● **Dataset**
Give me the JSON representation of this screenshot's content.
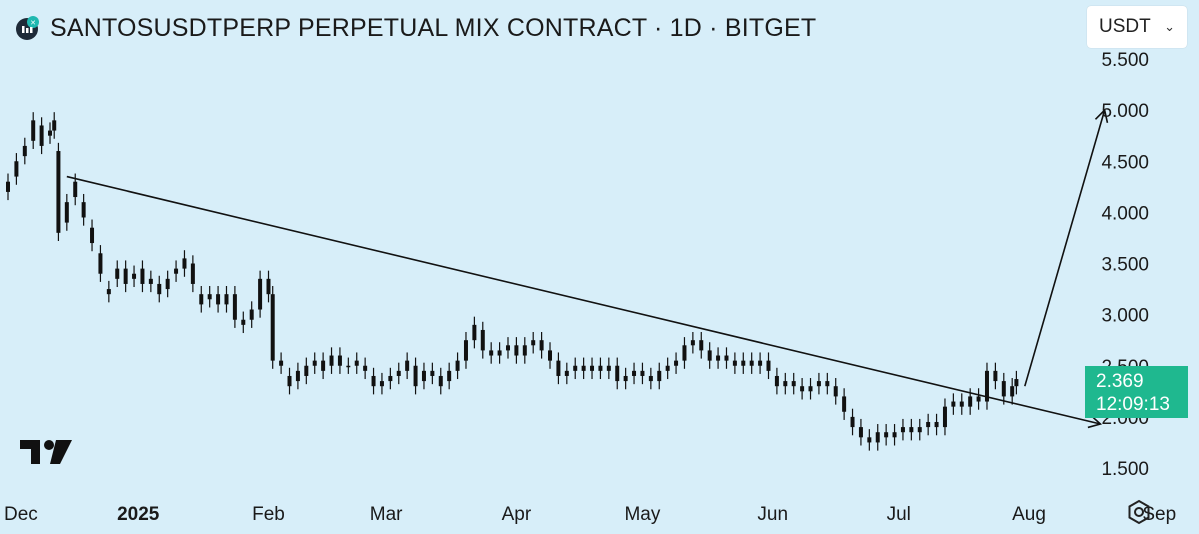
{
  "header": {
    "title": "SANTOSUSDTPERP PERPETUAL MIX CONTRACT · 1D · BITGET",
    "exchange_icon": "bitget-logo-icon"
  },
  "currency_selector": {
    "value": "USDT",
    "icon": "chevron-down-icon"
  },
  "price_label": {
    "price": "2.369",
    "countdown": "12:09:13",
    "color": "#1fb88f"
  },
  "colors": {
    "background": "#d7eef9",
    "candles": "#111111",
    "trendline": "#111111"
  },
  "chart_data": {
    "type": "candlestick",
    "y_axis": {
      "ticks": [
        "1.500",
        "2.000",
        "2.500",
        "3.000",
        "3.500",
        "4.000",
        "4.500",
        "5.000",
        "5.500"
      ],
      "values": [
        1.5,
        2.0,
        2.5,
        3.0,
        3.5,
        4.0,
        4.5,
        5.0,
        5.5
      ],
      "range": [
        1.25,
        5.75
      ]
    },
    "x_axis": {
      "tick_labels": [
        "Dec",
        "2025",
        "Feb",
        "Mar",
        "Apr",
        "May",
        "Jun",
        "Jul",
        "Aug",
        "Sep"
      ],
      "tick_dates": [
        "2024-12-01",
        "2025-01-01",
        "2025-02-01",
        "2025-03-01",
        "2025-04-01",
        "2025-05-01",
        "2025-06-01",
        "2025-07-01",
        "2025-08-01",
        "2025-09-01"
      ],
      "bold": [
        "2025"
      ],
      "range": [
        "2024-12-01",
        "2025-09-13"
      ]
    },
    "candles": [
      [
        "2024-12-01",
        4.3,
        4.2
      ],
      [
        "2024-12-03",
        4.35,
        4.5
      ],
      [
        "2024-12-05",
        4.55,
        4.65
      ],
      [
        "2024-12-07",
        4.7,
        4.9
      ],
      [
        "2024-12-09",
        4.85,
        4.65
      ],
      [
        "2024-12-11",
        4.75,
        4.8
      ],
      [
        "2024-12-12",
        4.8,
        4.9
      ],
      [
        "2024-12-13",
        4.6,
        3.8
      ],
      [
        "2024-12-15",
        3.9,
        4.1
      ],
      [
        "2024-12-17",
        4.15,
        4.3
      ],
      [
        "2024-12-19",
        4.1,
        3.95
      ],
      [
        "2024-12-21",
        3.85,
        3.7
      ],
      [
        "2024-12-23",
        3.6,
        3.4
      ],
      [
        "2024-12-25",
        3.25,
        3.2
      ],
      [
        "2024-12-27",
        3.35,
        3.45
      ],
      [
        "2024-12-29",
        3.45,
        3.3
      ],
      [
        "2024-12-31",
        3.35,
        3.4
      ],
      [
        "2025-01-02",
        3.45,
        3.3
      ],
      [
        "2025-01-04",
        3.3,
        3.35
      ],
      [
        "2025-01-06",
        3.3,
        3.2
      ],
      [
        "2025-01-08",
        3.25,
        3.35
      ],
      [
        "2025-01-10",
        3.4,
        3.45
      ],
      [
        "2025-01-12",
        3.45,
        3.55
      ],
      [
        "2025-01-14",
        3.5,
        3.3
      ],
      [
        "2025-01-16",
        3.2,
        3.1
      ],
      [
        "2025-01-18",
        3.15,
        3.2
      ],
      [
        "2025-01-20",
        3.2,
        3.1
      ],
      [
        "2025-01-22",
        3.1,
        3.2
      ],
      [
        "2025-01-24",
        3.2,
        2.95
      ],
      [
        "2025-01-26",
        2.9,
        2.95
      ],
      [
        "2025-01-28",
        2.95,
        3.05
      ],
      [
        "2025-01-30",
        3.05,
        3.35
      ],
      [
        "2025-02-01",
        3.35,
        3.2
      ],
      [
        "2025-02-02",
        3.2,
        2.55
      ],
      [
        "2025-02-04",
        2.55,
        2.5
      ],
      [
        "2025-02-06",
        2.4,
        2.3
      ],
      [
        "2025-02-08",
        2.35,
        2.45
      ],
      [
        "2025-02-10",
        2.4,
        2.5
      ],
      [
        "2025-02-12",
        2.5,
        2.55
      ],
      [
        "2025-02-14",
        2.55,
        2.45
      ],
      [
        "2025-02-16",
        2.5,
        2.6
      ],
      [
        "2025-02-18",
        2.6,
        2.5
      ],
      [
        "2025-02-20",
        2.5,
        2.5
      ],
      [
        "2025-02-22",
        2.55,
        2.5
      ],
      [
        "2025-02-24",
        2.5,
        2.45
      ],
      [
        "2025-02-26",
        2.4,
        2.3
      ],
      [
        "2025-02-28",
        2.3,
        2.35
      ],
      [
        "2025-03-02",
        2.35,
        2.4
      ],
      [
        "2025-03-04",
        2.4,
        2.45
      ],
      [
        "2025-03-06",
        2.45,
        2.55
      ],
      [
        "2025-03-08",
        2.5,
        2.3
      ],
      [
        "2025-03-10",
        2.35,
        2.45
      ],
      [
        "2025-03-12",
        2.45,
        2.4
      ],
      [
        "2025-03-14",
        2.4,
        2.3
      ],
      [
        "2025-03-16",
        2.35,
        2.45
      ],
      [
        "2025-03-18",
        2.45,
        2.55
      ],
      [
        "2025-03-20",
        2.55,
        2.75
      ],
      [
        "2025-03-22",
        2.75,
        2.9
      ],
      [
        "2025-03-24",
        2.85,
        2.65
      ],
      [
        "2025-03-26",
        2.65,
        2.6
      ],
      [
        "2025-03-28",
        2.6,
        2.65
      ],
      [
        "2025-03-30",
        2.65,
        2.7
      ],
      [
        "2025-04-01",
        2.7,
        2.6
      ],
      [
        "2025-04-03",
        2.6,
        2.7
      ],
      [
        "2025-04-05",
        2.7,
        2.75
      ],
      [
        "2025-04-07",
        2.75,
        2.65
      ],
      [
        "2025-04-09",
        2.65,
        2.55
      ],
      [
        "2025-04-11",
        2.55,
        2.4
      ],
      [
        "2025-04-13",
        2.4,
        2.45
      ],
      [
        "2025-04-15",
        2.45,
        2.5
      ],
      [
        "2025-04-17",
        2.5,
        2.45
      ],
      [
        "2025-04-19",
        2.45,
        2.5
      ],
      [
        "2025-04-21",
        2.5,
        2.45
      ],
      [
        "2025-04-23",
        2.45,
        2.5
      ],
      [
        "2025-04-25",
        2.5,
        2.35
      ],
      [
        "2025-04-27",
        2.35,
        2.4
      ],
      [
        "2025-04-29",
        2.4,
        2.45
      ],
      [
        "2025-05-01",
        2.45,
        2.4
      ],
      [
        "2025-05-03",
        2.4,
        2.35
      ],
      [
        "2025-05-05",
        2.35,
        2.45
      ],
      [
        "2025-05-07",
        2.45,
        2.5
      ],
      [
        "2025-05-09",
        2.5,
        2.55
      ],
      [
        "2025-05-11",
        2.55,
        2.7
      ],
      [
        "2025-05-13",
        2.7,
        2.75
      ],
      [
        "2025-05-15",
        2.75,
        2.65
      ],
      [
        "2025-05-17",
        2.65,
        2.55
      ],
      [
        "2025-05-19",
        2.55,
        2.6
      ],
      [
        "2025-05-21",
        2.6,
        2.55
      ],
      [
        "2025-05-23",
        2.55,
        2.5
      ],
      [
        "2025-05-25",
        2.5,
        2.55
      ],
      [
        "2025-05-27",
        2.55,
        2.5
      ],
      [
        "2025-05-29",
        2.5,
        2.55
      ],
      [
        "2025-05-31",
        2.55,
        2.45
      ],
      [
        "2025-06-02",
        2.4,
        2.3
      ],
      [
        "2025-06-04",
        2.3,
        2.35
      ],
      [
        "2025-06-06",
        2.35,
        2.3
      ],
      [
        "2025-06-08",
        2.3,
        2.25
      ],
      [
        "2025-06-10",
        2.25,
        2.3
      ],
      [
        "2025-06-12",
        2.3,
        2.35
      ],
      [
        "2025-06-14",
        2.35,
        2.3
      ],
      [
        "2025-06-16",
        2.3,
        2.2
      ],
      [
        "2025-06-18",
        2.2,
        2.05
      ],
      [
        "2025-06-20",
        2.0,
        1.9
      ],
      [
        "2025-06-22",
        1.9,
        1.8
      ],
      [
        "2025-06-24",
        1.8,
        1.75
      ],
      [
        "2025-06-26",
        1.75,
        1.85
      ],
      [
        "2025-06-28",
        1.85,
        1.8
      ],
      [
        "2025-06-30",
        1.8,
        1.85
      ],
      [
        "2025-07-02",
        1.85,
        1.9
      ],
      [
        "2025-07-04",
        1.9,
        1.85
      ],
      [
        "2025-07-06",
        1.85,
        1.9
      ],
      [
        "2025-07-08",
        1.9,
        1.95
      ],
      [
        "2025-07-10",
        1.95,
        1.9
      ],
      [
        "2025-07-12",
        1.9,
        2.1
      ],
      [
        "2025-07-14",
        2.1,
        2.15
      ],
      [
        "2025-07-16",
        2.15,
        2.1
      ],
      [
        "2025-07-18",
        2.1,
        2.2
      ],
      [
        "2025-07-20",
        2.2,
        2.15
      ],
      [
        "2025-07-22",
        2.15,
        2.45
      ],
      [
        "2025-07-24",
        2.45,
        2.35
      ],
      [
        "2025-07-26",
        2.35,
        2.2
      ],
      [
        "2025-07-28",
        2.2,
        2.3
      ],
      [
        "2025-07-29",
        2.3,
        2.37
      ]
    ],
    "trendline": {
      "start": [
        "2024-12-15",
        4.35
      ],
      "end": [
        "2025-08-18",
        1.93
      ],
      "arrow": "end"
    },
    "projection": {
      "start": [
        "2025-07-31",
        2.3
      ],
      "end": [
        "2025-08-19",
        5.0
      ],
      "arrow": "end"
    }
  }
}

● **Description of the task**
Collect each line of the entries that has the word "icon", copying it in full.

● **Exercise answer**
    "exchange_icon": "bitget-logo-icon"
    "icon": "chevron-down-icon"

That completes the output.